(Data items)
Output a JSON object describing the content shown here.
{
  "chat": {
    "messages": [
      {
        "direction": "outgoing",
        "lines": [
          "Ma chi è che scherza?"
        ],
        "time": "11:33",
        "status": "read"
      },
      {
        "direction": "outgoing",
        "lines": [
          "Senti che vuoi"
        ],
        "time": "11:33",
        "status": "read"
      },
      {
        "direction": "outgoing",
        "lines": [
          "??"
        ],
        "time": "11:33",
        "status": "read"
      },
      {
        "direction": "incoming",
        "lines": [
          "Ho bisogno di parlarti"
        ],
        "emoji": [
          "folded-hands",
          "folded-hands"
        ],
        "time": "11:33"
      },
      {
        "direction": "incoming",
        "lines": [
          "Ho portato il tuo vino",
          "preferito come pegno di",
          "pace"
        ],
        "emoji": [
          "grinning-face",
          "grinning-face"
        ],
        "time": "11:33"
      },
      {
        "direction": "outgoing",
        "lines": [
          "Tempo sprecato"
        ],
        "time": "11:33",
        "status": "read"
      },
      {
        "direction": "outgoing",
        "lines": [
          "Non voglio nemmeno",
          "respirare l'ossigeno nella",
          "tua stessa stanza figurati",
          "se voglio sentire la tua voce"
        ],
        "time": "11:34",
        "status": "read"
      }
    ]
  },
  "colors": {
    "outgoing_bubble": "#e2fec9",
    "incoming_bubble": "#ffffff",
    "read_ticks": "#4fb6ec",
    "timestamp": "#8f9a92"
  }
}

## To do
Repeat all the entries exactly as given.

## Written answer
Output a JSON object describing the content shown here.
{
  "chat": {
    "messages": [
      {
        "direction": "outgoing",
        "lines": [
          "Ma chi è che scherza?"
        ],
        "time": "11:33",
        "status": "read"
      },
      {
        "direction": "outgoing",
        "lines": [
          "Senti che vuoi"
        ],
        "time": "11:33",
        "status": "read"
      },
      {
        "direction": "outgoing",
        "lines": [
          "??"
        ],
        "time": "11:33",
        "status": "read"
      },
      {
        "direction": "incoming",
        "lines": [
          "Ho bisogno di parlarti"
        ],
        "emoji": [
          "folded-hands",
          "folded-hands"
        ],
        "time": "11:33"
      },
      {
        "direction": "incoming",
        "lines": [
          "Ho portato il tuo vino",
          "preferito come pegno di",
          "pace"
        ],
        "emoji": [
          "grinning-face",
          "grinning-face"
        ],
        "time": "11:33"
      },
      {
        "direction": "outgoing",
        "lines": [
          "Tempo sprecato"
        ],
        "time": "11:33",
        "status": "read"
      },
      {
        "direction": "outgoing",
        "lines": [
          "Non voglio nemmeno",
          "respirare l'ossigeno nella",
          "tua stessa stanza figurati",
          "se voglio sentire la tua voce"
        ],
        "time": "11:34",
        "status": "read"
      }
    ]
  },
  "colors": {
    "outgoing_bubble": "#e2fec9",
    "incoming_bubble": "#ffffff",
    "read_ticks": "#4fb6ec",
    "timestamp": "#8f9a92"
  }
}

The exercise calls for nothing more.